Data entries |
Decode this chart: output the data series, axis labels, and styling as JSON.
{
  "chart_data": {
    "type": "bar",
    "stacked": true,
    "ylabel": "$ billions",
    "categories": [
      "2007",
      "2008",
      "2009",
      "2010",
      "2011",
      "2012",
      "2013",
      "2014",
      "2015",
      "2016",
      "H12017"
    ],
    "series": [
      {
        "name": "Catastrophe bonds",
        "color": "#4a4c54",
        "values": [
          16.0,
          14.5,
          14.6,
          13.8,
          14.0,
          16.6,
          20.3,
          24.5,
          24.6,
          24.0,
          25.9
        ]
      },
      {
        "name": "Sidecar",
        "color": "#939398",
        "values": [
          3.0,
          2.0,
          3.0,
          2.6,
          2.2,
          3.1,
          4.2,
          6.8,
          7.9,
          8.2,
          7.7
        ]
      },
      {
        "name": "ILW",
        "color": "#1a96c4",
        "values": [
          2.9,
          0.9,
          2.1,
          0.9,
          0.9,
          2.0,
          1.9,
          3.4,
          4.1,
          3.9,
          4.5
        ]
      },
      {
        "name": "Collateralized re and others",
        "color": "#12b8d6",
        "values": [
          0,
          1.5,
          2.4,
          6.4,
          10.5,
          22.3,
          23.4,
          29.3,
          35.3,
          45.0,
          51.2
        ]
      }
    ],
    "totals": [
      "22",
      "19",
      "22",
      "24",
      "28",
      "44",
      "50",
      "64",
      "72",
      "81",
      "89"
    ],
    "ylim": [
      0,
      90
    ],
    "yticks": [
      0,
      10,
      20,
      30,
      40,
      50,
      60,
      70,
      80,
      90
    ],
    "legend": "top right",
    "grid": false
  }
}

Job |
Repeat every entry word for word.

Expected output |
Decode this chart: output the data series, axis labels, and styling as JSON.
{
  "chart_data": {
    "type": "bar",
    "stacked": true,
    "ylabel": "$ billions",
    "categories": [
      "2007",
      "2008",
      "2009",
      "2010",
      "2011",
      "2012",
      "2013",
      "2014",
      "2015",
      "2016",
      "H12017"
    ],
    "series": [
      {
        "name": "Catastrophe bonds",
        "color": "#4a4c54",
        "values": [
          16.0,
          14.5,
          14.6,
          13.8,
          14.0,
          16.6,
          20.3,
          24.5,
          24.6,
          24.0,
          25.9
        ]
      },
      {
        "name": "Sidecar",
        "color": "#939398",
        "values": [
          3.0,
          2.0,
          3.0,
          2.6,
          2.2,
          3.1,
          4.2,
          6.8,
          7.9,
          8.2,
          7.7
        ]
      },
      {
        "name": "ILW",
        "color": "#1a96c4",
        "values": [
          2.9,
          0.9,
          2.1,
          0.9,
          0.9,
          2.0,
          1.9,
          3.4,
          4.1,
          3.9,
          4.5
        ]
      },
      {
        "name": "Collateralized re and others",
        "color": "#12b8d6",
        "values": [
          0,
          1.5,
          2.4,
          6.4,
          10.5,
          22.3,
          23.4,
          29.3,
          35.3,
          45.0,
          51.2
        ]
      }
    ],
    "totals": [
      "22",
      "19",
      "22",
      "24",
      "28",
      "44",
      "50",
      "64",
      "72",
      "81",
      "89"
    ],
    "ylim": [
      0,
      90
    ],
    "yticks": [
      0,
      10,
      20,
      30,
      40,
      50,
      60,
      70,
      80,
      90
    ],
    "legend": "top right",
    "grid": false
  }
}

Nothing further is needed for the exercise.